DIRECTION
Please reproduce, word for word, the stretch of entries below from their first line through the line containing "data-point [494, 140, 498, 144]", including both of those lines.

Stored data entries:
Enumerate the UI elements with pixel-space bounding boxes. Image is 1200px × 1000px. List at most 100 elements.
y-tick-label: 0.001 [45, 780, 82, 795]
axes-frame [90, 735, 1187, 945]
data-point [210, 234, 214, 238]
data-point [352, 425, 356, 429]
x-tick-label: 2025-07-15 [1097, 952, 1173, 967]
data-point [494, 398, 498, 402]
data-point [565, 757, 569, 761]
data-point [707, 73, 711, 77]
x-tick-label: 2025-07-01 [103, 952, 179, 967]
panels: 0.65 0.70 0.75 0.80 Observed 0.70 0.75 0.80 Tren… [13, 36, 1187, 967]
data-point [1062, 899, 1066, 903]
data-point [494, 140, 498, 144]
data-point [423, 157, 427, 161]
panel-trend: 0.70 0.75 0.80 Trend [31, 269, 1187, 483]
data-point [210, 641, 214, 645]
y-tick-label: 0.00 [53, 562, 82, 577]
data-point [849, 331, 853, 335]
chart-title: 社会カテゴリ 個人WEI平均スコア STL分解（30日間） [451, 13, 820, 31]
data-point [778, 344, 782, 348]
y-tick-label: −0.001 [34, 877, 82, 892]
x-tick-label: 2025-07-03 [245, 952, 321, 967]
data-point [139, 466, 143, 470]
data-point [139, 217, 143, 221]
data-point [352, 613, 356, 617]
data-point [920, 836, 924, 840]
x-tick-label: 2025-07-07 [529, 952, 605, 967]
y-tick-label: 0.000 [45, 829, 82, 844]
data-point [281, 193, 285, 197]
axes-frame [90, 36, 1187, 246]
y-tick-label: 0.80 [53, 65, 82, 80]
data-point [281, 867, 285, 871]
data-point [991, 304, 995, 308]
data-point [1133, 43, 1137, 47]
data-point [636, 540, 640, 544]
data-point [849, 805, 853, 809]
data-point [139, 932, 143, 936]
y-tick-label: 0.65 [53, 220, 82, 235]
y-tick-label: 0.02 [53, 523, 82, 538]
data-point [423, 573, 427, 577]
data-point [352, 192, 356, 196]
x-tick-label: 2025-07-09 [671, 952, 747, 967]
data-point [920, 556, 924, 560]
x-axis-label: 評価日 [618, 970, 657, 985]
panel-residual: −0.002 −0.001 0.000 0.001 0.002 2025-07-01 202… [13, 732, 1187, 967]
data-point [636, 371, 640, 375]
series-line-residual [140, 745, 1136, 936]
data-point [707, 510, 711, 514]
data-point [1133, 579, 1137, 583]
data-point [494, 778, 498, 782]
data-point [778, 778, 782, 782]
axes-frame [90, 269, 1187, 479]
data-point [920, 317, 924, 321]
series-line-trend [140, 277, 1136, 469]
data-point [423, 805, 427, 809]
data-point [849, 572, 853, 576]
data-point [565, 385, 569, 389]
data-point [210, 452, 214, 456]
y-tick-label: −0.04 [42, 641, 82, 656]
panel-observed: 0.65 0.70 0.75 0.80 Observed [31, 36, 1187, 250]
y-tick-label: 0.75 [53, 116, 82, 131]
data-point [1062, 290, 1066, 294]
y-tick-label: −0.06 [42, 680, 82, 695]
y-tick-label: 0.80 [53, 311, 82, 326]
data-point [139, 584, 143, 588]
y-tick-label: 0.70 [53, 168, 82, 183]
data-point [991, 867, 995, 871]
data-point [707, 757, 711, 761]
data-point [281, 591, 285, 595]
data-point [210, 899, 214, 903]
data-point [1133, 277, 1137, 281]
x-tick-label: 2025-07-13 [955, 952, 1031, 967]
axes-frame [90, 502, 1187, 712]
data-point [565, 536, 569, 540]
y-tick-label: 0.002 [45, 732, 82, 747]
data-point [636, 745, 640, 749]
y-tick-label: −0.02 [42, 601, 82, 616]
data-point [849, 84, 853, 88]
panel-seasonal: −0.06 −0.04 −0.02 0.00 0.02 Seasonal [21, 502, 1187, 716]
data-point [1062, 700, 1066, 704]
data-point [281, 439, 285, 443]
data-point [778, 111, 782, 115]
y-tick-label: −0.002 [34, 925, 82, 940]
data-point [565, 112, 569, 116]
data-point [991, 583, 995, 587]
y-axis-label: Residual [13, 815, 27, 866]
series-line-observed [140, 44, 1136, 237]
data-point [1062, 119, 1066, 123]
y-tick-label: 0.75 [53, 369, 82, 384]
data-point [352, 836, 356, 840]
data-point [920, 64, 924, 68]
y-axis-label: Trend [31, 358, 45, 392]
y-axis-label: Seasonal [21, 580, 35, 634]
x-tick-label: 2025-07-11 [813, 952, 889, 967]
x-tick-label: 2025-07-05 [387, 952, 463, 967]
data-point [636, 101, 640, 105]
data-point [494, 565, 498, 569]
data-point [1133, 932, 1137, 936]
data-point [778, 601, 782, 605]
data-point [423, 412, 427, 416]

EXPECTED OUTPUT
Enumerate the UI elements with pixel-space bounding boxes. Image is 1200px × 1000px. List at most 100 elements.
y-tick-label: 0.001 [45, 780, 82, 795]
axes-frame [90, 735, 1187, 945]
data-point [210, 234, 214, 238]
data-point [352, 425, 356, 429]
x-tick-label: 2025-07-15 [1097, 952, 1173, 967]
data-point [494, 398, 498, 402]
data-point [565, 757, 569, 761]
data-point [707, 73, 711, 77]
x-tick-label: 2025-07-01 [103, 952, 179, 967]
panels: 0.65 0.70 0.75 0.80 Observed 0.70 0.75 0.80 Tren… [13, 36, 1187, 967]
data-point [1062, 899, 1066, 903]
data-point [494, 140, 498, 144]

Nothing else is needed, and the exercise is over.